Aim =>
Reproduce the listing word for word. Skip any image.

Information provided =>
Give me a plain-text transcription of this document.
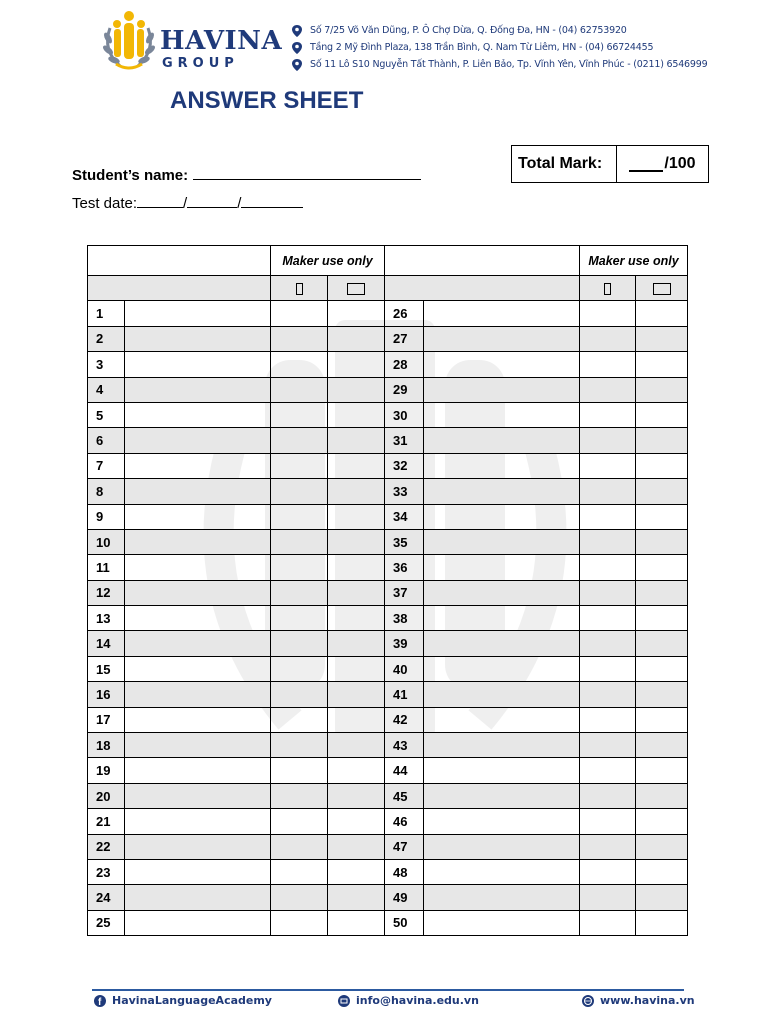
HAVINA
GROUP
Số 7/25 Võ Văn Dũng, P. Ô Chợ Dừa, Q. Đống Đa, HN - (04) 62753920
Tầng 2 Mỹ Đình Plaza, 138 Trần Bình, Q. Nam Từ Liêm, HN - (04) 66724455
Số 11 Lô S10 Nguyễn Tất Thành, P. Liên Bảo, Tp. Vĩnh Yên, Vĩnh Phúc - (0211) 6546999
ANSWER SHEET
Total Mark:	/100
Student’s name:
Test date:	/	/
		Maker use only				Maker use only	

1				26			
2				27			
3				28			
4				29			
5				30			
6				31			
7				32			
8				33			
9				34			
10				35			
11				36			
12				37			
13				38			
14				39			
15				40			
16				41			
17				42			
18				43			
19				44			
20				45			
21				46			
22				47			
23				48			
24				49			
25				50			
f HavinaLanguageAcademy	info@havina.edu.vn	www.havina.vn
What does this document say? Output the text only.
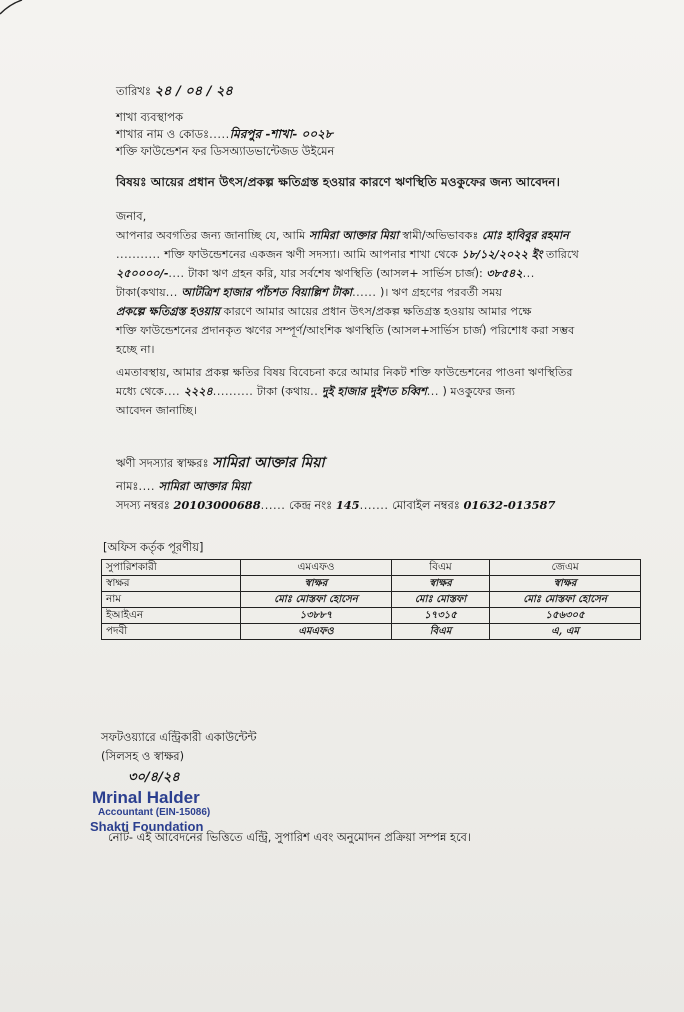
তারিখঃ ২৪ / ০৪ / ২৪
শাখা ব্যবস্থাপক
শাখার নাম ও কোডঃ.....মিরপুর -শাখা- ০০২৮
শক্তি ফাউন্ডেশন ফর ডিসঅ্যাডভান্টেজড উইমেন
বিষয়ঃ আয়ের প্রধান উৎস/প্রকল্প ক্ষতিগ্রস্ত হওয়ার কারণে ঋণস্থিতি মওকুফের জন্য আবেদন।
জনাব,
আপনার অবগতির জন্য জানাচ্ছি যে, আমি সামিরা আক্তার মিয়া স্বামী/অভিভাবকঃ মোঃ হাবিবুর রহমান
........... শক্তি ফাউন্ডেশনের একজন ঋণী সদস্যা। আমি আপনার শাখা থেকে ১৮/১২/২০২২ ইং তারিখে
২৫০০০০/-.... টাকা ঋণ গ্রহন করি, যার সর্বশেষ ঋণস্থিতি (আসল+ সার্ভিস চার্জ): ৩৮৫৪২...
টাকা(কথায়... আটত্রিশ হাজার পাঁচশত বিয়াল্লিশ টাকা...... )। ঋণ গ্রহণের পরবর্তী সময়
প্রকল্পে ক্ষতিগ্রস্ত হওয়ায় কারণে আমার আয়ের প্রধান উৎস/প্রকল্প ক্ষতিগ্রস্ত হওয়ায় আমার পক্ষে
শক্তি ফাউন্ডেশনের প্রদানকৃত ঋণের সম্পূর্ণ/আংশিক ঋণস্থিতি (আসল+সার্ভিস চার্জ) পরিশোধ করা সম্ভব
হচ্ছে না।
এমতাবস্থায়, আমার প্রকল্প ক্ষতির বিষয় বিবেচনা করে আমার নিকট শক্তি ফাউন্ডেশনের পাওনা ঋণস্থিতির
মধ্যে থেকে.... ২২২৪.......... টাকা (কথায়.. দুই হাজার দুইশত চব্বিশ... ) মওকুফের জন্য
আবেদন জানাচ্ছি।
ঋণী সদস্যার স্বাক্ষরঃ সামিরা আক্তার মিয়া
নামঃ.... সামিরা আক্তার মিয়া
সদস্য নম্বরঃ 20103000688...... কেন্দ্র নংঃ 145....... মোবাইল নম্বরঃ 01632-013587
[অফিস কর্তৃক পূরণীয়]
সুপারিশকারী	এমএফও	বিএম	জেএম
স্বাক্ষর	স্বাক্ষর	স্বাক্ষর	স্বাক্ষর
নাম	মোঃ মোস্তফা হোসেন	মোঃ মোস্তফা	মোঃ মোস্তফা হোসেন
ইআইএন	১৩৮৮৭	১৭৩১৫	১৫৬৩০৫
পদবী	এমএফও	বিএম	এ, এম
সফটওয়্যারে এন্ট্রিকারী একাউন্টেন্ট
(সিলসহ ও স্বাক্ষর)
৩০/৪/২৪
Mrinal Halder
Accountant (EIN-15086)
Shakti Foundation
নোট- এই আবেদনের ভিত্তিতে এন্ট্রি, সুপারিশ এবং অনুমোদন প্রক্রিয়া সম্পন্ন হবে।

Exercise response =>
Give me a plain-text transcription of this document.
HAVINA
GROUP
Số 7/25 Võ Văn Dũng, P. Ô Chợ Dừa, Q. Đống Đa, HN - (04) 62753920
Tầng 2 Mỹ Đình Plaza, 138 Trần Bình, Q. Nam Từ Liêm, HN - (04) 66724455
Số 11 Lô S10 Nguyễn Tất Thành, P. Liên Bảo, Tp. Vĩnh Yên, Vĩnh Phúc - (0211) 6546999
ANSWER SHEET
Total Mark:	/100
Student’s name:
Test date:	/	/
		Maker use only				Maker use only	

1				26			
2				27			
3				28			
4				29			
5				30			
6				31			
7				32			
8				33			
9				34			
10				35			
11				36			
12				37			
13				38			
14				39			
15				40			
16				41			
17				42			
18				43			
19				44			
20				45			
21				46			
22				47			
23				48			
24				49			
25				50			
f HavinaLanguageAcademy	info@havina.edu.vn	www.havina.vn
What does this document say? Output the text only.
তারিখঃ ২৪ / ০৪ / ২৪
শাখা ব্যবস্থাপক
শাখার নাম ও কোডঃ.....মিরপুর -শাখা- ০০২৮
শক্তি ফাউন্ডেশন ফর ডিসঅ্যাডভান্টেজড উইমেন
বিষয়ঃ আয়ের প্রধান উৎস/প্রকল্প ক্ষতিগ্রস্ত হওয়ার কারণে ঋণস্থিতি মওকুফের জন্য আবেদন।
জনাব,
আপনার অবগতির জন্য জানাচ্ছি যে, আমি সামিরা আক্তার মিয়া স্বামী/অভিভাবকঃ মোঃ হাবিবুর রহমান
........... শক্তি ফাউন্ডেশনের একজন ঋণী সদস্যা। আমি আপনার শাখা থেকে ১৮/১২/২০২২ ইং তারিখে
২৫০০০০/-.... টাকা ঋণ গ্রহন করি, যার সর্বশেষ ঋণস্থিতি (আসল+ সার্ভিস চার্জ): ৩৮৫৪২...
টাকা(কথায়... আটত্রিশ হাজার পাঁচশত বিয়াল্লিশ টাকা...... )। ঋণ গ্রহণের পরবর্তী সময়
প্রকল্পে ক্ষতিগ্রস্ত হওয়ায় কারণে আমার আয়ের প্রধান উৎস/প্রকল্প ক্ষতিগ্রস্ত হওয়ায় আমার পক্ষে
শক্তি ফাউন্ডেশনের প্রদানকৃত ঋণের সম্পূর্ণ/আংশিক ঋণস্থিতি (আসল+সার্ভিস চার্জ) পরিশোধ করা সম্ভব
হচ্ছে না।
এমতাবস্থায়, আমার প্রকল্প ক্ষতির বিষয় বিবেচনা করে আমার নিকট শক্তি ফাউন্ডেশনের পাওনা ঋণস্থিতির
মধ্যে থেকে.... ২২২৪.......... টাকা (কথায়.. দুই হাজার দুইশত চব্বিশ... ) মওকুফের জন্য
আবেদন জানাচ্ছি।
ঋণী সদস্যার স্বাক্ষরঃ সামিরা আক্তার মিয়া
নামঃ.... সামিরা আক্তার মিয়া
সদস্য নম্বরঃ 20103000688...... কেন্দ্র নংঃ 145....... মোবাইল নম্বরঃ 01632-013587
[অফিস কর্তৃক পূরণীয়]
সুপারিশকারী	এমএফও	বিএম	জেএম
স্বাক্ষর	স্বাক্ষর	স্বাক্ষর	স্বাক্ষর
নাম	মোঃ মোস্তফা হোসেন	মোঃ মোস্তফা	মোঃ মোস্তফা হোসেন
ইআইএন	১৩৮৮৭	১৭৩১৫	১৫৬৩০৫
পদবী	এমএফও	বিএম	এ, এম
সফটওয়্যারে এন্ট্রিকারী একাউন্টেন্ট
(সিলসহ ও স্বাক্ষর)
৩০/৪/২৪
Mrinal Halder
Accountant (EIN-15086)
Shakti Foundation
নোট- এই আবেদনের ভিত্তিতে এন্ট্রি, সুপারিশ এবং অনুমোদন প্রক্রিয়া সম্পন্ন হবে।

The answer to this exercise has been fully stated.